Collection entries:
═══
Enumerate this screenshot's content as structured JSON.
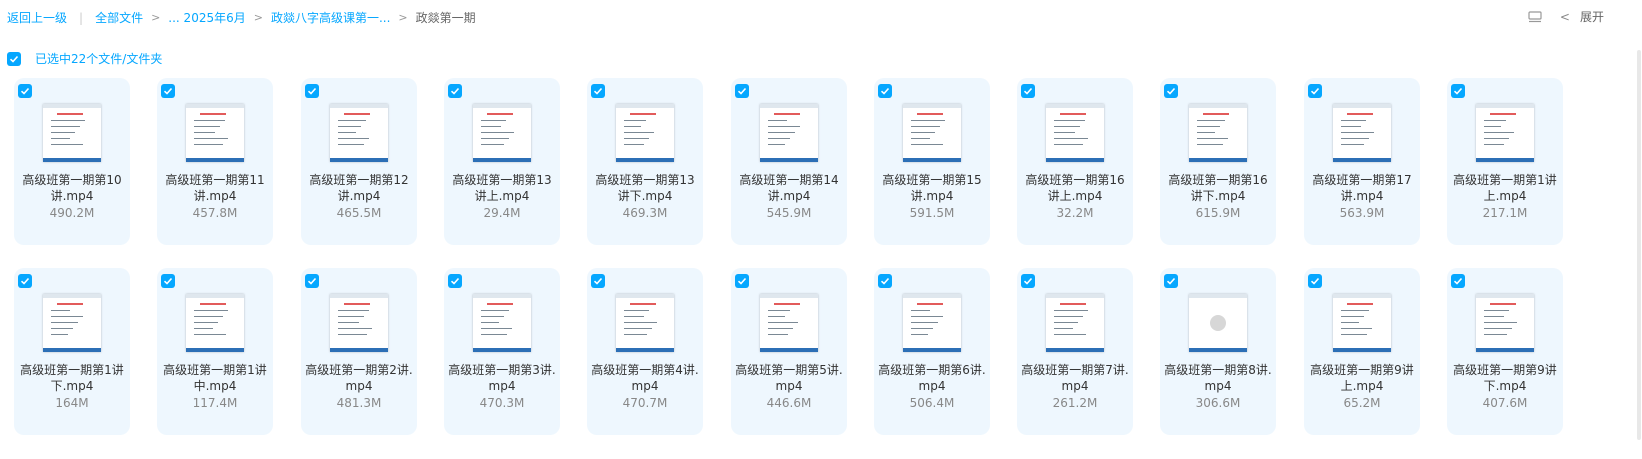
{
  "breadcrumb": {
    "back": "返回上一级",
    "root": "全部文件",
    "ellipsis_item": "... 2025年6月",
    "folder": "政燚八字高级课第一...",
    "current": "政燚第一期"
  },
  "toolbar": {
    "expand_label": "展开",
    "list_view_icon": "list-view-icon"
  },
  "selection": {
    "summary": "已选中22个文件/文件夹"
  },
  "colors": {
    "accent": "#06a7ff",
    "card_bg": "#eef7fe"
  },
  "files": [
    {
      "name": "高级班第一期第10讲.mp4",
      "size": "490.2M",
      "selected": true
    },
    {
      "name": "高级班第一期第11讲.mp4",
      "size": "457.8M",
      "selected": true
    },
    {
      "name": "高级班第一期第12讲.mp4",
      "size": "465.5M",
      "selected": true
    },
    {
      "name": "高级班第一期第13讲上.mp4",
      "size": "29.4M",
      "selected": true
    },
    {
      "name": "高级班第一期第13讲下.mp4",
      "size": "469.3M",
      "selected": true
    },
    {
      "name": "高级班第一期第14讲.mp4",
      "size": "545.9M",
      "selected": true
    },
    {
      "name": "高级班第一期第15讲.mp4",
      "size": "591.5M",
      "selected": true
    },
    {
      "name": "高级班第一期第16讲上.mp4",
      "size": "32.2M",
      "selected": true
    },
    {
      "name": "高级班第一期第16讲下.mp4",
      "size": "615.9M",
      "selected": true
    },
    {
      "name": "高级班第一期第17讲.mp4",
      "size": "563.9M",
      "selected": true
    },
    {
      "name": "高级班第一期第1讲上.mp4",
      "size": "217.1M",
      "selected": true
    },
    {
      "name": "高级班第一期第1讲下.mp4",
      "size": "164M",
      "selected": true
    },
    {
      "name": "高级班第一期第1讲中.mp4",
      "size": "117.4M",
      "selected": true
    },
    {
      "name": "高级班第一期第2讲.mp4",
      "size": "481.3M",
      "selected": true
    },
    {
      "name": "高级班第一期第3讲.mp4",
      "size": "470.3M",
      "selected": true
    },
    {
      "name": "高级班第一期第4讲.mp4",
      "size": "470.7M",
      "selected": true
    },
    {
      "name": "高级班第一期第5讲.mp4",
      "size": "446.6M",
      "selected": true
    },
    {
      "name": "高级班第一期第6讲.mp4",
      "size": "506.4M",
      "selected": true
    },
    {
      "name": "高级班第一期第7讲.mp4",
      "size": "261.2M",
      "selected": true
    },
    {
      "name": "高级班第一期第8讲.mp4",
      "size": "306.6M",
      "selected": true
    },
    {
      "name": "高级班第一期第9讲上.mp4",
      "size": "65.2M",
      "selected": true
    },
    {
      "name": "高级班第一期第9讲下.mp4",
      "size": "407.6M",
      "selected": true
    }
  ]
}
═══
INSTRUCTIONS FOR THE TASK:
Reproduce the material above in full and without alteration, but skip all pictures.

IN RESPONSE:
Enumerate this screenshot's content as structured JSON.
{
  "breadcrumb": {
    "back": "返回上一级",
    "root": "全部文件",
    "ellipsis_item": "... 2025年6月",
    "folder": "政燚八字高级课第一...",
    "current": "政燚第一期"
  },
  "toolbar": {
    "expand_label": "展开",
    "list_view_icon": "list-view-icon"
  },
  "selection": {
    "summary": "已选中22个文件/文件夹"
  },
  "colors": {
    "accent": "#06a7ff",
    "card_bg": "#eef7fe"
  },
  "files": [
    {
      "name": "高级班第一期第10讲.mp4",
      "size": "490.2M",
      "selected": true
    },
    {
      "name": "高级班第一期第11讲.mp4",
      "size": "457.8M",
      "selected": true
    },
    {
      "name": "高级班第一期第12讲.mp4",
      "size": "465.5M",
      "selected": true
    },
    {
      "name": "高级班第一期第13讲上.mp4",
      "size": "29.4M",
      "selected": true
    },
    {
      "name": "高级班第一期第13讲下.mp4",
      "size": "469.3M",
      "selected": true
    },
    {
      "name": "高级班第一期第14讲.mp4",
      "size": "545.9M",
      "selected": true
    },
    {
      "name": "高级班第一期第15讲.mp4",
      "size": "591.5M",
      "selected": true
    },
    {
      "name": "高级班第一期第16讲上.mp4",
      "size": "32.2M",
      "selected": true
    },
    {
      "name": "高级班第一期第16讲下.mp4",
      "size": "615.9M",
      "selected": true
    },
    {
      "name": "高级班第一期第17讲.mp4",
      "size": "563.9M",
      "selected": true
    },
    {
      "name": "高级班第一期第1讲上.mp4",
      "size": "217.1M",
      "selected": true
    },
    {
      "name": "高级班第一期第1讲下.mp4",
      "size": "164M",
      "selected": true
    },
    {
      "name": "高级班第一期第1讲中.mp4",
      "size": "117.4M",
      "selected": true
    },
    {
      "name": "高级班第一期第2讲.mp4",
      "size": "481.3M",
      "selected": true
    },
    {
      "name": "高级班第一期第3讲.mp4",
      "size": "470.3M",
      "selected": true
    },
    {
      "name": "高级班第一期第4讲.mp4",
      "size": "470.7M",
      "selected": true
    },
    {
      "name": "高级班第一期第5讲.mp4",
      "size": "446.6M",
      "selected": true
    },
    {
      "name": "高级班第一期第6讲.mp4",
      "size": "506.4M",
      "selected": true
    },
    {
      "name": "高级班第一期第7讲.mp4",
      "size": "261.2M",
      "selected": true
    },
    {
      "name": "高级班第一期第8讲.mp4",
      "size": "306.6M",
      "selected": true
    },
    {
      "name": "高级班第一期第9讲上.mp4",
      "size": "65.2M",
      "selected": true
    },
    {
      "name": "高级班第一期第9讲下.mp4",
      "size": "407.6M",
      "selected": true
    }
  ]
}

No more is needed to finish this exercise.